[Dataset records on visual material]
- - - - - - -
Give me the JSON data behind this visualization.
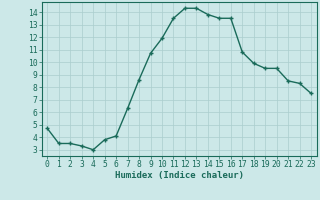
{
  "x": [
    0,
    1,
    2,
    3,
    4,
    5,
    6,
    7,
    8,
    9,
    10,
    11,
    12,
    13,
    14,
    15,
    16,
    17,
    18,
    19,
    20,
    21,
    22,
    23
  ],
  "y": [
    4.7,
    3.5,
    3.5,
    3.3,
    3.0,
    3.8,
    4.1,
    6.3,
    8.6,
    10.7,
    11.9,
    13.5,
    14.3,
    14.3,
    13.8,
    13.5,
    13.5,
    10.8,
    9.9,
    9.5,
    9.5,
    8.5,
    8.3,
    7.5
  ],
  "line_color": "#1a6b5a",
  "marker": "+",
  "markersize": 3.5,
  "linewidth": 1.0,
  "background_color": "#cce8e8",
  "grid_color": "#aacece",
  "xlabel": "Humidex (Indice chaleur)",
  "ylabel_ticks": [
    3,
    4,
    5,
    6,
    7,
    8,
    9,
    10,
    11,
    12,
    13,
    14
  ],
  "ylim": [
    2.5,
    14.8
  ],
  "xlim": [
    -0.5,
    23.5
  ],
  "xlabel_fontsize": 6.5,
  "tick_fontsize": 5.8,
  "tick_color": "#1a6b5a",
  "spine_color": "#1a6b5a"
}
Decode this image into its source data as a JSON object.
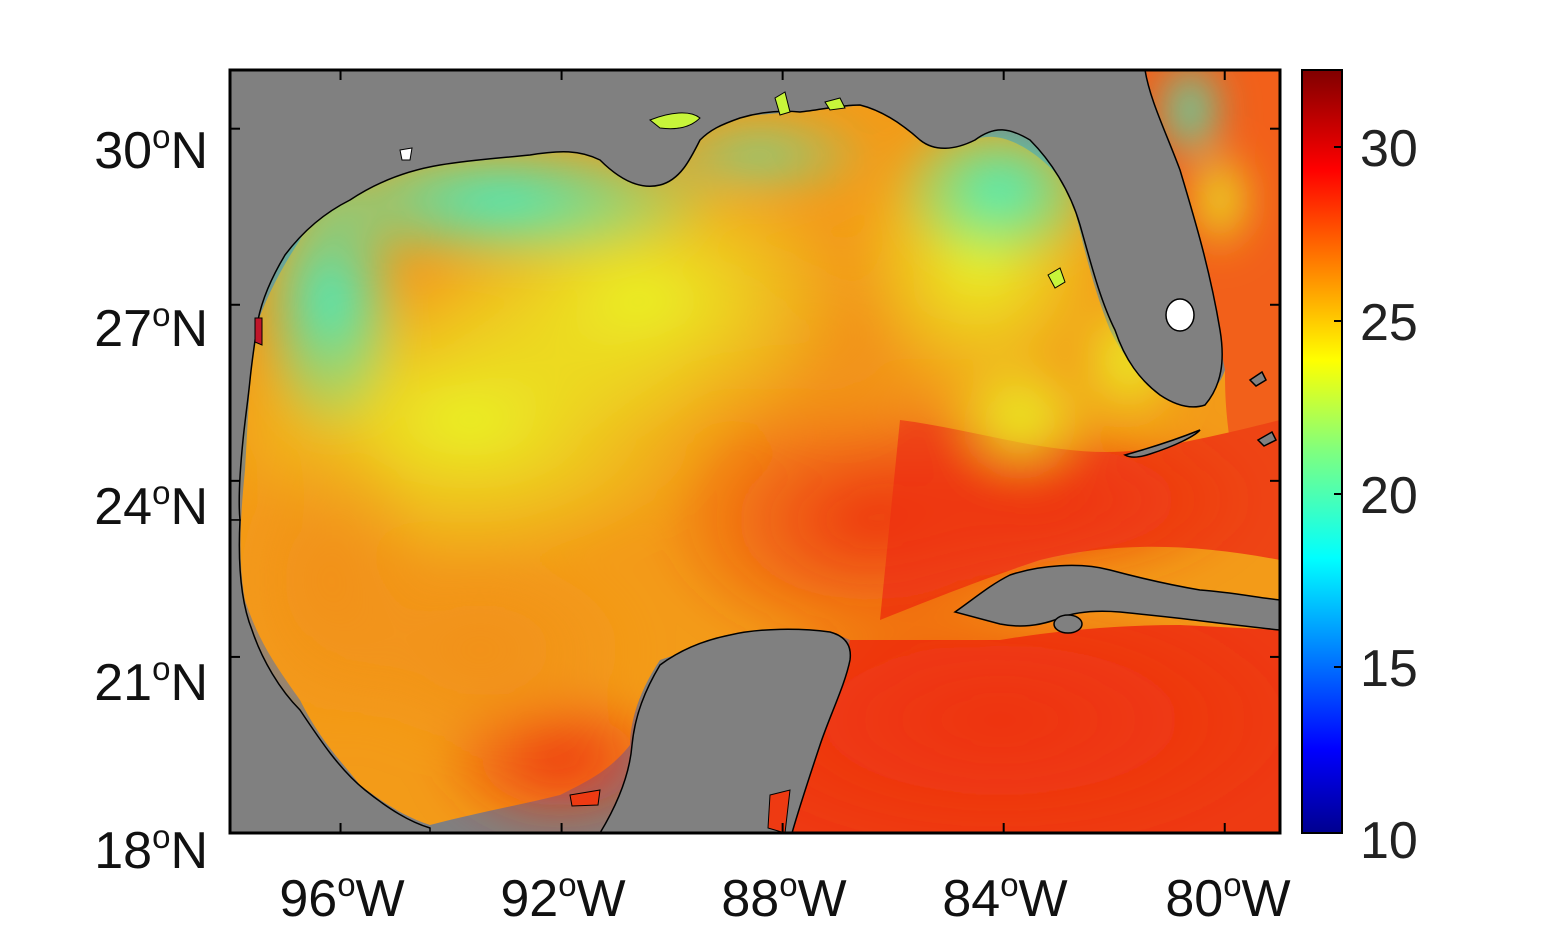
{
  "map": {
    "lat_ticks": [
      {
        "deg": "30",
        "sup": "o",
        "hemi": "N"
      },
      {
        "deg": "27",
        "sup": "o",
        "hemi": "N"
      },
      {
        "deg": "24",
        "sup": "o",
        "hemi": "N"
      },
      {
        "deg": "21",
        "sup": "o",
        "hemi": "N"
      },
      {
        "deg": "18",
        "sup": "o",
        "hemi": "N"
      }
    ],
    "lon_ticks": [
      {
        "deg": "96",
        "sup": "o",
        "hemi": "W"
      },
      {
        "deg": "92",
        "sup": "o",
        "hemi": "W"
      },
      {
        "deg": "88",
        "sup": "o",
        "hemi": "W"
      },
      {
        "deg": "84",
        "sup": "o",
        "hemi": "W"
      },
      {
        "deg": "80",
        "sup": "o",
        "hemi": "W"
      }
    ],
    "extent": {
      "lon_min": -98.0,
      "lon_max": -79.0,
      "lat_min": 18.0,
      "lat_max": 31.0
    },
    "colors": {
      "land": "#808080",
      "frame": "#000000",
      "cool_shelf": "#2ef0c4",
      "mid": "#e8f52a",
      "warm": "#f59a12",
      "hot": "#ee3a12"
    }
  },
  "colorbar": {
    "min": 10,
    "max": 32,
    "ticks": [
      "30",
      "25",
      "20",
      "15",
      "10"
    ],
    "colormap": "jet"
  }
}
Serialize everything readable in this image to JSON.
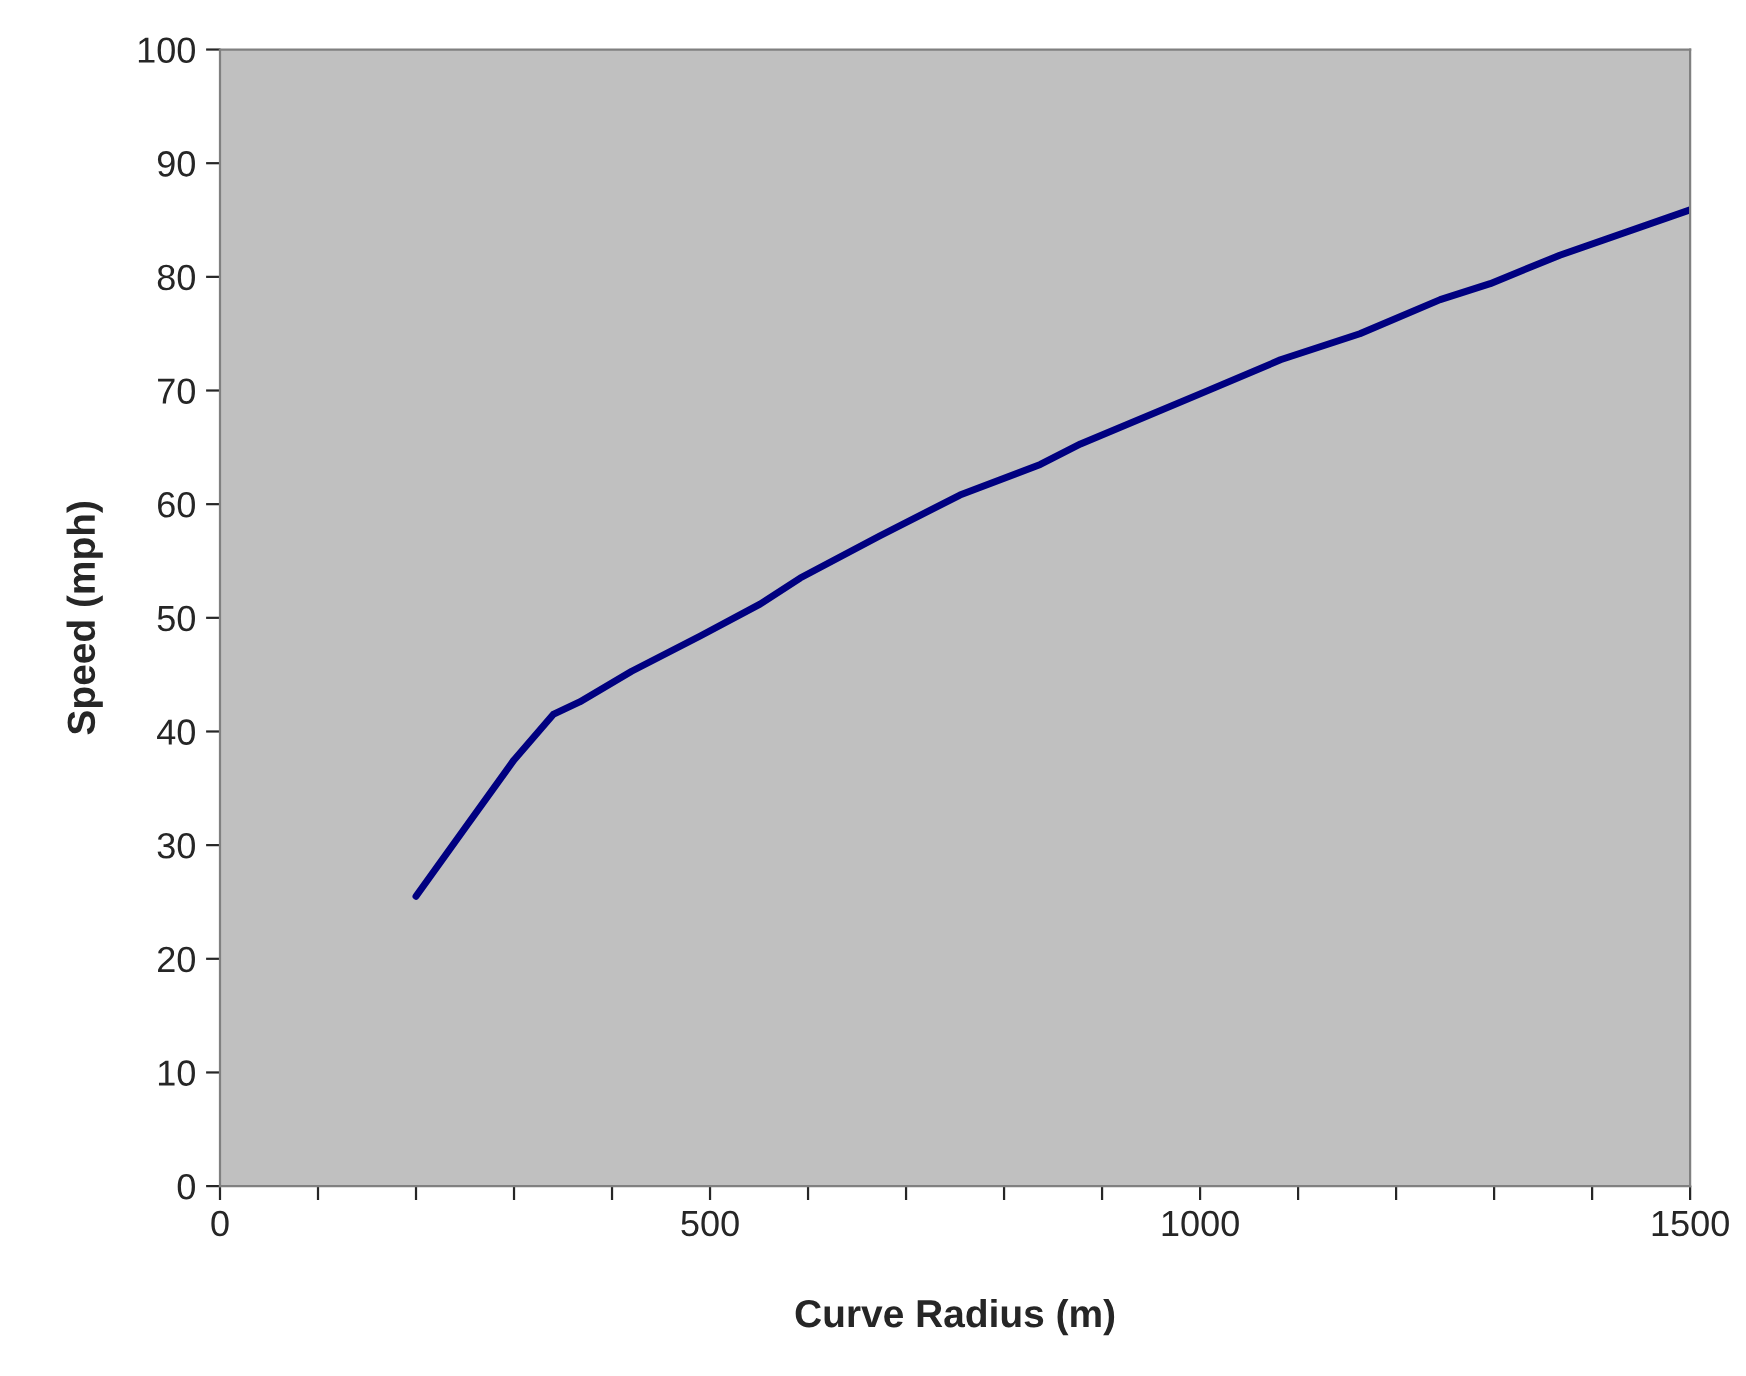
{
  "chart_data": {
    "type": "line",
    "xlabel": "Curve Radius (m)",
    "ylabel": "Speed (mph)",
    "series": [
      {
        "color": "#000080",
        "x": [
          200,
          250,
          300,
          340,
          367,
          420,
          490,
          551,
          592,
          673,
          755,
          837,
          878,
          1000,
          1082,
          1163,
          1245,
          1296,
          1367,
          1500
        ],
        "values": [
          25.5,
          31.5,
          37.5,
          41.5,
          42.6,
          45.3,
          48.4,
          51.2,
          53.5,
          57.2,
          60.8,
          63.5,
          65.3,
          69.7,
          72.7,
          75.0,
          78.0,
          79.4,
          81.9,
          85.9
        ]
      }
    ],
    "xlim": [
      0,
      1500
    ],
    "ylim": [
      0,
      100
    ],
    "xticks": [
      0,
      {
        "value": 100,
        "label": null
      },
      {
        "value": 200,
        "label": null
      },
      {
        "value": 300,
        "label": null
      },
      {
        "value": 400,
        "label": null
      },
      500,
      {
        "value": 600,
        "label": null
      },
      {
        "value": 700,
        "label": null
      },
      {
        "value": 800,
        "label": null
      },
      {
        "value": 900,
        "label": null
      },
      1000,
      {
        "value": 1100,
        "label": null
      },
      {
        "value": 1200,
        "label": null
      },
      {
        "value": 1300,
        "label": null
      },
      {
        "value": 1400,
        "label": null
      },
      1500
    ],
    "yticks": [
      0,
      10,
      20,
      30,
      40,
      50,
      60,
      70,
      80,
      90,
      100
    ],
    "grid": false,
    "marker": "none",
    "line_style": "solid"
  }
}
- - - - - - -
_WHAT TO PRODUCE_. Copy out each line that contains the word "this".

_FULL RESPONSE_.
Give me the JSON data behind this visualization.
Decode this image into its source data as a JSON object.
Serialize everything readable in this image to JSON.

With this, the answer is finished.